• Source text:
Beyond the Visible: LGBTQIAP People’s Life in Small Towns



Arciom, Babruysk

At the moment I consider myself gay. I’m saying “at the moment” because I used to like girls up until I was about fourteen. I live in Babruysk, it’s a town in the Mahilyow region. Many people know about it, it’s a famous Jewish town. It is the country’s largest city after the regional centres. There are a lot of people here, it’s not a village or something. Therefore it’s easier for LGBTQ people here than anywhere else in Belarus (apart from Minsk and the regional centres, of course). There is an LGBTQ community. You can talk to someone, feel you’re not alone.

In Babruysk I was very limited in terms of educational and cultural opportunities. Truth be told, that was why I wanted to go study in Minsk. In my home town there are no festivals, events, lectures like there are in Minsk. My self-realisation was limited. Everything that did influence my worldview in Babruysk had to do with people. They were people from various areas of my life: school, clubs, people I met right in the street. They gave me the passion for music, recommended good books that opened certain cultural phenomena to me (postmodernism, for example), spoke with me on different topics that I was concerned about. But unfortunately, they were still few.

I learned about Babruysk ’s LGBTQ community from people I knew. I simply made friends with a girl and later we learnt about each other’s sexual orientation, so she put me in touch with the town’s LGBTQ community. People find others like them and introduce them into the community through friends and acquaintances. But one must realise that it’s impossible to reach out to everyone like that.

At first, my friends didn’t know about my orientation, somehow I didn’t think of telling them. I just talked to them. But then I started to realise that I didn’t want to hide it forever because I had nothing to be ashamed of. First I told a classmate. She reacted very well and told me it wouldn’t change me in her eyes and I would remain her good friend just like before. Then I started expanding the circle of those who knew. If we speak about today, everyone who I have contacts to in Babruysk knows.

Of course, there were different conversations. People would ask me what the differences were or about the peculiarities of LGBTQ people. Everyone was curious: this is a living breathing person, but he is not like you. It is always interesting to hear a different view on life.

There were those who didn’t like it, too. Some stopped talking to me pointedly, made faces. That wasn’t pleasant, of course.

With Babruysk ’s LGBTQ crowd we’d simply go to walks, joke around and so on, what companies of friends normally do. There were only two or three guys, and the rest were girls. They were braver, they could kiss in a crowd and walk around holding hands. The guys didn’t even speak about being gay, let alone anything more. There were no leaders, everyone was equal. There were no rules or taboos either.

When we walked around the town, almost no one would pay attention to us. Well, some guys would catcall us sometimes. The locals only didn’t like it when we would hang out in someone’s yard. They’d shame us and say “children can see you” and “there’s a church near here, have you got no shame?”

I didn’t witness any fights. But a few times, when the butches were alone, someone would start fighting them. Well, honestly, the attackers were out of luck. Some of the girls they were trying to fight practised boxing, others karate, so they beat those guys good.

I had relationships in Babruysk. But only twice. Because there were too few people, it’s true. I was asked out more than this, but I said no. I realised: the fact that both of you are gay doesn’t necessarily mean you’ll date. We might differ in views or interests.

In Minsk there is a lot of events. Poetry readings, various art exhibitions, cheap concerts with all sorts of bands, LGBTQ events.

• Prompt 1: In the account of LGBTQ life in Babruysk, who was the first person told about the narrator's orientation?
• Prompt 2: Please extend the account of LGBTQ life in Babruysk, picking up right after its final sentence.
The records have nothing to do with the account of LGBTQ life in Babruysk.

• Record list:
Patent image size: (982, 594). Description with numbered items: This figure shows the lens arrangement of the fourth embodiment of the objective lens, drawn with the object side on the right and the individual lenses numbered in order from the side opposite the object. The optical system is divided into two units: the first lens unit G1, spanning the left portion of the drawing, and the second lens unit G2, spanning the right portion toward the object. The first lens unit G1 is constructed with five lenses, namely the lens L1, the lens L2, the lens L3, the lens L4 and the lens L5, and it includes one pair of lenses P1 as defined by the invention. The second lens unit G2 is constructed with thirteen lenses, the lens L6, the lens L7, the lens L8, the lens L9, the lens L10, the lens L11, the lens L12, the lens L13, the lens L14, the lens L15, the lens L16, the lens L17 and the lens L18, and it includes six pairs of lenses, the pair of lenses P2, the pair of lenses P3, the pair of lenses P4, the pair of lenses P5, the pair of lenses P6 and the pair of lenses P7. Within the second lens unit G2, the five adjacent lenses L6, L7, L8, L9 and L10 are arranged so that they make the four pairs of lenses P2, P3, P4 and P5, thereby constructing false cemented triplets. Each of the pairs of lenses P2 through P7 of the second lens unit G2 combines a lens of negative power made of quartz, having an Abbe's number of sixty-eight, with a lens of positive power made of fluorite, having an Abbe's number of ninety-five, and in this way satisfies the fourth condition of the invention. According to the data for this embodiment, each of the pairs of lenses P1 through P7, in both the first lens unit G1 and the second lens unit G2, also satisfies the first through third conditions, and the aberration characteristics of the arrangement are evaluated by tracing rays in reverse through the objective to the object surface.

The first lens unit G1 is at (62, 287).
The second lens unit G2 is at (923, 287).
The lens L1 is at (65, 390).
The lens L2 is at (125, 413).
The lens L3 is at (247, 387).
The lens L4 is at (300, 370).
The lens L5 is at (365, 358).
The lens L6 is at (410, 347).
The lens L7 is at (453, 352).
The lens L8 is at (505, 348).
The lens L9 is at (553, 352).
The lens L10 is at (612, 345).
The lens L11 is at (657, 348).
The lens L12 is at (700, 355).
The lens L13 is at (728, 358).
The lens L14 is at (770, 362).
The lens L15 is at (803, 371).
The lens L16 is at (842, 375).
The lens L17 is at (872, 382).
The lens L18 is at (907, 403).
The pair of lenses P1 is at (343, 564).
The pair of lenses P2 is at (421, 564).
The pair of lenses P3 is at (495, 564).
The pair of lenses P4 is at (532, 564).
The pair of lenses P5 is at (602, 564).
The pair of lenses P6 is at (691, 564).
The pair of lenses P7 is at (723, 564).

• Expected answer 1: A classmate.

• Expected answer 2:
I have found many friends. And they are all different. Most are really good to me. That makes me happy.

Beyond the Visible: LGBTQIAP People’s Life in Small Towns



Ryhor, Klimavichy

Klimavichy, 15 thousand inhabitants. Three schools, one preparatory school, an agricultural college and a vocational school. The famous spirits plant is one of the major employers. The central park is where young people go on a weekend night. Some go there to talk, sing songs and breathe the fresh air. Others just to take a walk along the few windy paths, see their friends, show off their new jeans and return home.

It’s a town where news spread in a blink of an eye.

When I think about the town and my sexuality, I can say that it was a restriction for me. For some reason I knew that I couldn’t date a guy from my town because that would entail having to play hide-and-seek with those who go to the preparatory school with me and those who I run into at the store, near my house or at events in town. Now I understand that this would have been a game played with myself because I didn’t know myself that well and wasn't ready to live to the fullest. But in any case, I would have never been able to be romantically involved with someone in my home town.

As a child I was forgiven for wearing mom’s shoes to the neighbour’s. Later on they called me a womaniser because my friends were mostly girls. But in the fifth or sixth grade, you’ll be called a fag even for having a pink pen.

A class in basic safety with a PE teacher. The boys are talking about a strange man in weird shoes. Everyone agrees that he is a “fag”, they smile together and feel glad about having found a solution: people like him should be beaten up. All that influences how out you can be, of course.

I would meet people from other towns, see them here and in other places. The Internet improves the environment, broadens it and helps fill socialisation gaps.

In tenth grade I made the final decision: Minsk would be the city of my student years. Around the same time I decided to tell my mother more about my life after I’d moved to Minsk. I think the distance played an important part here. But also the hope that life would be much easier there.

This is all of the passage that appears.